Copy out every record precisely.

■ ■ ■ ■

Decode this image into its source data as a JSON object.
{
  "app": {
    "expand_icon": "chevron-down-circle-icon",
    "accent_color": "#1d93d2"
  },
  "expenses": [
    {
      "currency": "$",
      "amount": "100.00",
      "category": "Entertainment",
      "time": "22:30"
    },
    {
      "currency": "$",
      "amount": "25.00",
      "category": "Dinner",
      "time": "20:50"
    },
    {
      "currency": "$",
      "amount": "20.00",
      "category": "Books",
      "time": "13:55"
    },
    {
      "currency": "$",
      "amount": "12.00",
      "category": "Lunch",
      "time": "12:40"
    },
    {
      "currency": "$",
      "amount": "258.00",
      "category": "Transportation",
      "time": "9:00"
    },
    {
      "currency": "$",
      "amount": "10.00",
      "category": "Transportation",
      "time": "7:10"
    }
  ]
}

■ ■ ■ ■

[EXERCISE OUTPUT]
Decode this image into its source data as a JSON object.
{
  "app": {
    "expand_icon": "chevron-down-circle-icon",
    "accent_color": "#1d93d2"
  },
  "expenses": [
    {
      "currency": "$",
      "amount": "100.00",
      "category": "Entertainment",
      "time": "22:30"
    },
    {
      "currency": "$",
      "amount": "25.00",
      "category": "Dinner",
      "time": "20:50"
    },
    {
      "currency": "$",
      "amount": "20.00",
      "category": "Books",
      "time": "13:55"
    },
    {
      "currency": "$",
      "amount": "12.00",
      "category": "Lunch",
      "time": "12:40"
    },
    {
      "currency": "$",
      "amount": "258.00",
      "category": "Transportation",
      "time": "9:00"
    },
    {
      "currency": "$",
      "amount": "10.00",
      "category": "Transportation",
      "time": "7:10"
    }
  ]
}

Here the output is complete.